Task objective:
Determine the number of lines in the data that include the word "Bách", and write only that number.

---*---

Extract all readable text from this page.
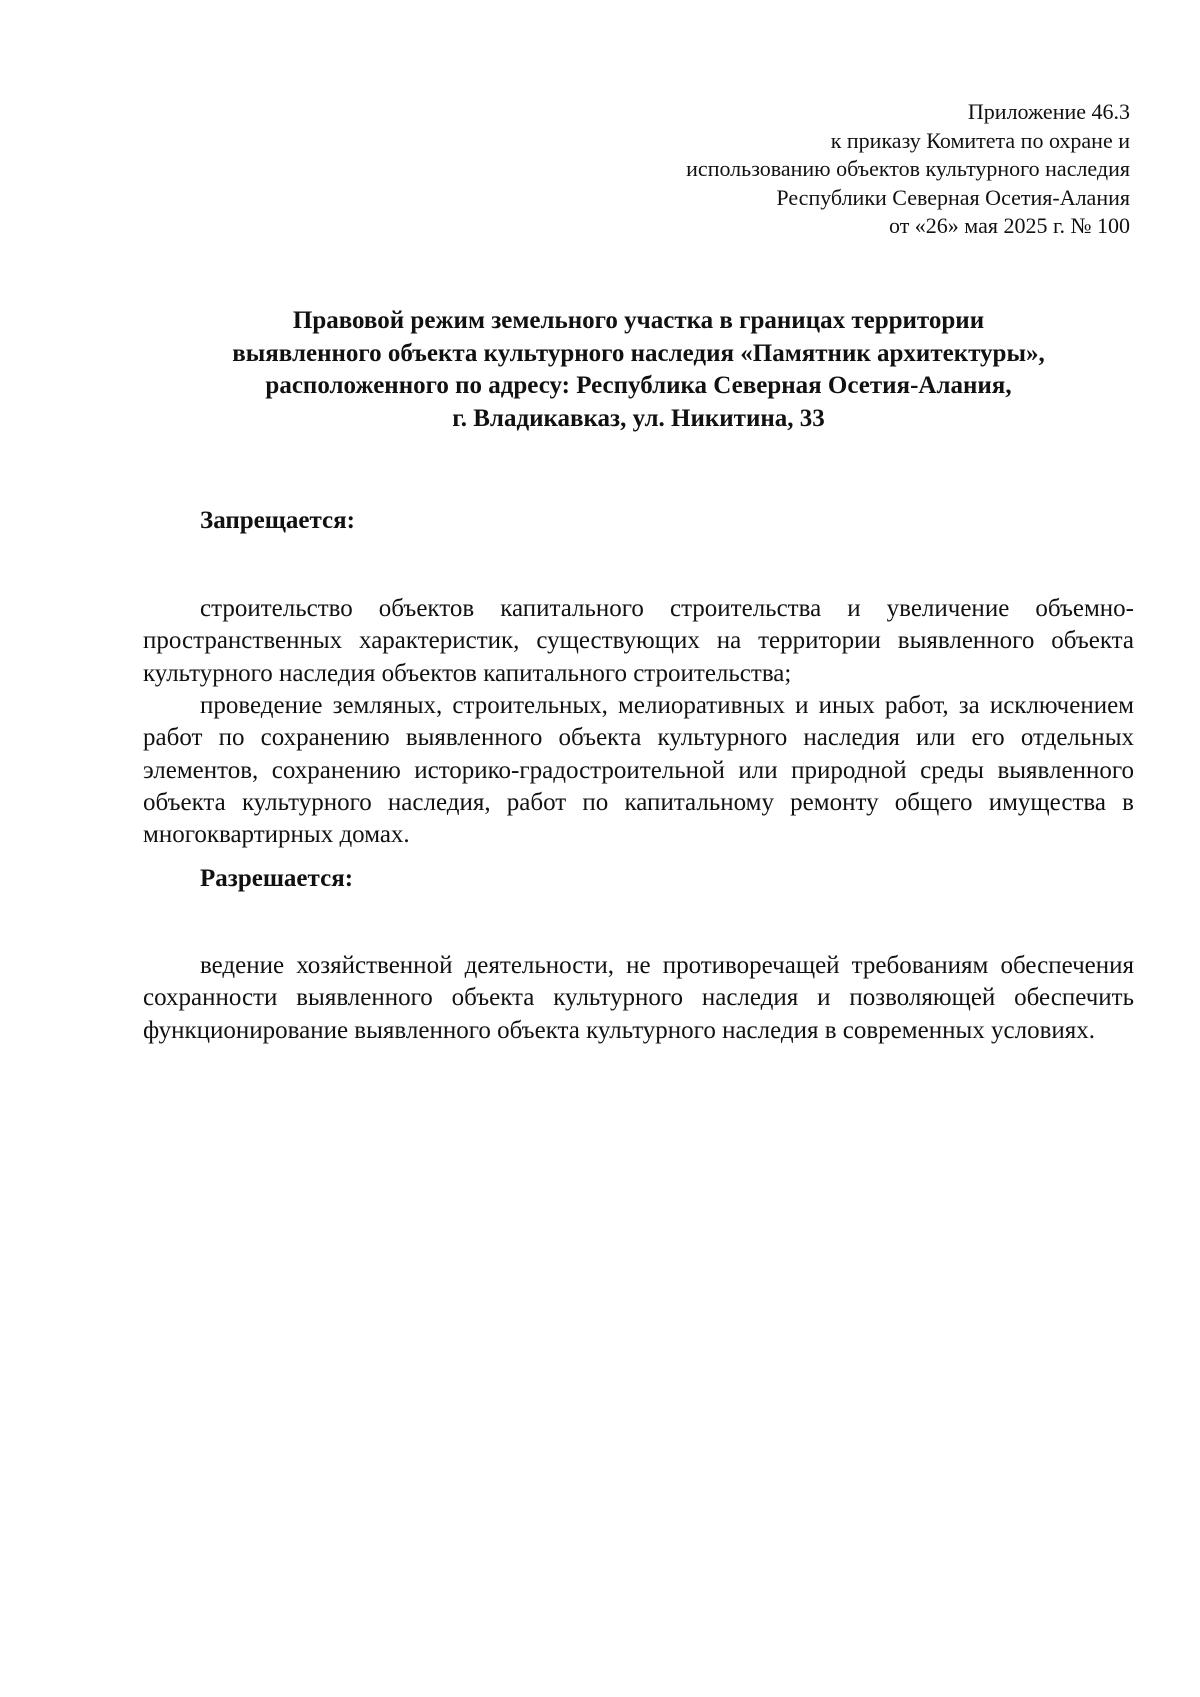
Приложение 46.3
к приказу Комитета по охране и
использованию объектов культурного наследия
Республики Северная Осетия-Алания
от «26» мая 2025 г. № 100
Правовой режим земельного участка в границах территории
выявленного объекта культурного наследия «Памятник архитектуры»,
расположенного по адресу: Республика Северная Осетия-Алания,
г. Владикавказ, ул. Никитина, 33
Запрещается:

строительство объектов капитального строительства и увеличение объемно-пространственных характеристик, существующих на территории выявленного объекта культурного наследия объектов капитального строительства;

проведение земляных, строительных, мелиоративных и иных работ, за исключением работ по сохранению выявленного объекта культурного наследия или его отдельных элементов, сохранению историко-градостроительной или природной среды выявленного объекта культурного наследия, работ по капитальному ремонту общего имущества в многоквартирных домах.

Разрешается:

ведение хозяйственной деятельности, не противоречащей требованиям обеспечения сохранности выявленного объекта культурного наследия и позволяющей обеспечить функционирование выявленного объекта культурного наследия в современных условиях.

---*---

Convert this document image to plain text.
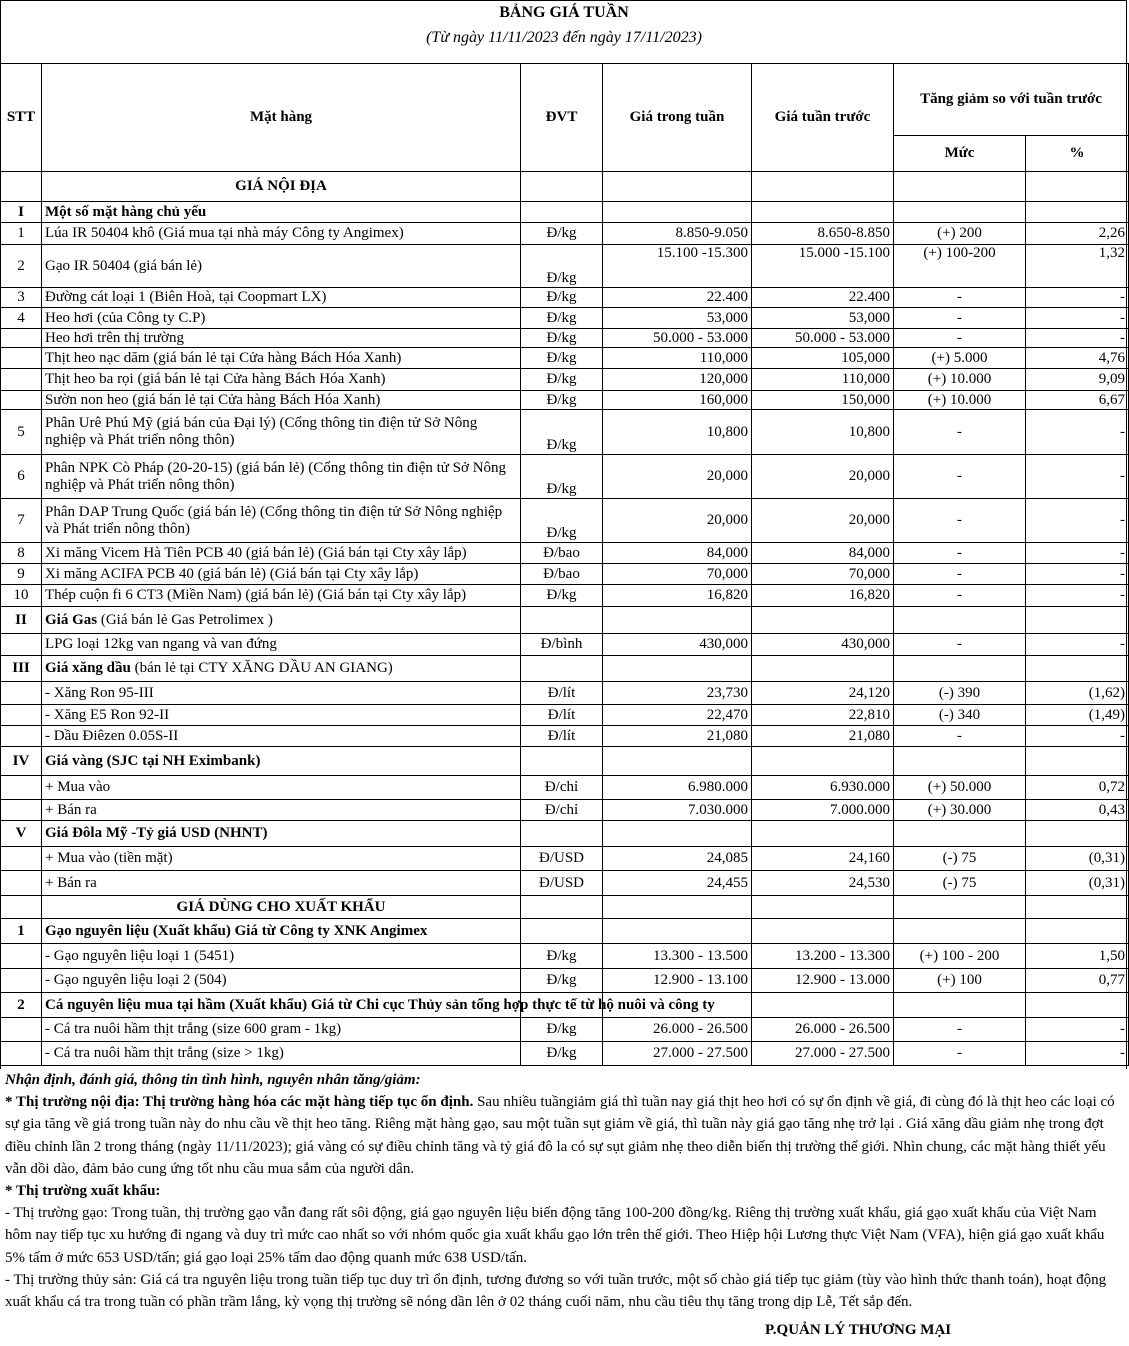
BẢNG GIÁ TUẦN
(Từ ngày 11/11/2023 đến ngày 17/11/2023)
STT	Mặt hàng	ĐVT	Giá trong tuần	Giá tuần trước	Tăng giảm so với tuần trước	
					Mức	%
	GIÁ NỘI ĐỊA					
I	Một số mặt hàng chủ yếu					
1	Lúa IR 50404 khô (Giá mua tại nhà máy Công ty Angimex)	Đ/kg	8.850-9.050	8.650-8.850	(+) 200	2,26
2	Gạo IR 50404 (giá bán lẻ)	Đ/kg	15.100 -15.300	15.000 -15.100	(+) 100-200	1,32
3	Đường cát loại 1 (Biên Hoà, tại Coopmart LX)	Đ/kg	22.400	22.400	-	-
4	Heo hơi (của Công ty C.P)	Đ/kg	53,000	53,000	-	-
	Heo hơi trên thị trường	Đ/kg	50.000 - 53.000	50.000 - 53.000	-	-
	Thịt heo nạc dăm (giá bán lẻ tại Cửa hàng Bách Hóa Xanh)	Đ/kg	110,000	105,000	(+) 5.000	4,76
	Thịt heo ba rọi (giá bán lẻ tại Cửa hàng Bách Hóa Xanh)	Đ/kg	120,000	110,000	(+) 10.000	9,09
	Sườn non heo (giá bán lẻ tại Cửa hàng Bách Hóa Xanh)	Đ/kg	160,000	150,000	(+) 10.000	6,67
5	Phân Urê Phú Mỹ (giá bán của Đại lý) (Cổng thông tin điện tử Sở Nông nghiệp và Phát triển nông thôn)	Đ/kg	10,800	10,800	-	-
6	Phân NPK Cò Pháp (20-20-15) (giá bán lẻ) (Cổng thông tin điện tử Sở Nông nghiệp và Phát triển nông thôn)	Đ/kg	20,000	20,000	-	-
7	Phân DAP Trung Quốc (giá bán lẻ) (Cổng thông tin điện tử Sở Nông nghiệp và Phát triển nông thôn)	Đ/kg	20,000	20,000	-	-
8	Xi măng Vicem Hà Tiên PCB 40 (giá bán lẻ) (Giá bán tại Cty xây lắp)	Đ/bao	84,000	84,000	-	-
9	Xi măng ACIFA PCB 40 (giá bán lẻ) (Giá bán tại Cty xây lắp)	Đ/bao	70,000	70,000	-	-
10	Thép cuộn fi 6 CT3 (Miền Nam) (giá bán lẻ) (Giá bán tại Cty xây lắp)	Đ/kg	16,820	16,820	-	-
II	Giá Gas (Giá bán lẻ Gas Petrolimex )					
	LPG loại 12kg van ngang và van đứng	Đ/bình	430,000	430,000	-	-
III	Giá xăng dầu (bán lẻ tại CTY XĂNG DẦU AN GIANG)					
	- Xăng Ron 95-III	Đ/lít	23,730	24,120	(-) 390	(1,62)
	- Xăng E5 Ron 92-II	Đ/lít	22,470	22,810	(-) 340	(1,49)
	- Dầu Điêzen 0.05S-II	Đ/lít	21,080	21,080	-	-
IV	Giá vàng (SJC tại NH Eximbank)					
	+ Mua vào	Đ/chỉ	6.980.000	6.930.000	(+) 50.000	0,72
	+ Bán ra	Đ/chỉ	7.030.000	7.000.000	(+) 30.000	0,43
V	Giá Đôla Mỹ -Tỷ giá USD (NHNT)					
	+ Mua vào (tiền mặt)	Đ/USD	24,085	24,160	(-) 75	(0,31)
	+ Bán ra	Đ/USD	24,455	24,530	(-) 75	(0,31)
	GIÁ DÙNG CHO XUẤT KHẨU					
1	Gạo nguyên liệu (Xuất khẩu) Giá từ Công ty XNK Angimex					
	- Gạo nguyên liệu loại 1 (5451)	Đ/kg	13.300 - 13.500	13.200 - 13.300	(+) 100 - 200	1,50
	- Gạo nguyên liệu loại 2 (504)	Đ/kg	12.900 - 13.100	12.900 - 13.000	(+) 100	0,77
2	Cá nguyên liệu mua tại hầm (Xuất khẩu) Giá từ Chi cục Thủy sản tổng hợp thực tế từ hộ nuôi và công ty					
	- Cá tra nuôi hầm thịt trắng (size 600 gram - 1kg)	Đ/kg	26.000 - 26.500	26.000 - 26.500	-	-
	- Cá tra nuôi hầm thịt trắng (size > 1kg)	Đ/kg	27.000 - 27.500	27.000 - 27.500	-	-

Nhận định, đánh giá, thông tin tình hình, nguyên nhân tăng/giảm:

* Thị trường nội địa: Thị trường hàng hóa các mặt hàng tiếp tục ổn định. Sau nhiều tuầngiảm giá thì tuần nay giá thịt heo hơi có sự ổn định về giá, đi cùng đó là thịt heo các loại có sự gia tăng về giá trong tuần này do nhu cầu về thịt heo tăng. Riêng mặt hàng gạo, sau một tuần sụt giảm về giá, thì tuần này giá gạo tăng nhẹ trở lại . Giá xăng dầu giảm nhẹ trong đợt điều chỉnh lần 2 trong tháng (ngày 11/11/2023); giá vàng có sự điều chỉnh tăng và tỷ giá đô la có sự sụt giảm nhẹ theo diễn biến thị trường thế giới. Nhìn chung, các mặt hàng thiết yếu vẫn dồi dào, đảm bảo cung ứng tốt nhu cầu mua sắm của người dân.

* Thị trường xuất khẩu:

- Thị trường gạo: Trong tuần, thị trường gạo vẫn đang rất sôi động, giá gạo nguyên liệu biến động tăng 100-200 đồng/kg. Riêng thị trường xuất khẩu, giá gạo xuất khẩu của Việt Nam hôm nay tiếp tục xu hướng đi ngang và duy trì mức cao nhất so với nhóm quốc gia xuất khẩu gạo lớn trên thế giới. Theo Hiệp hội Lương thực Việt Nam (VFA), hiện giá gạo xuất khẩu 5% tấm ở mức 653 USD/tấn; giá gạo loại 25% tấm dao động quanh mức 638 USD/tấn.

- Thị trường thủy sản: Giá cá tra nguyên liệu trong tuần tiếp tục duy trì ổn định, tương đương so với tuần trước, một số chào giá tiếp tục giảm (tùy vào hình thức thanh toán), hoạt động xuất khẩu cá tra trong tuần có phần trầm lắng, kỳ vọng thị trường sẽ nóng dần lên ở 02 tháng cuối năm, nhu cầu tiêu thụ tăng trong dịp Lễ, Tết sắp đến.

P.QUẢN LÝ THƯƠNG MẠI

---*---

The response:
3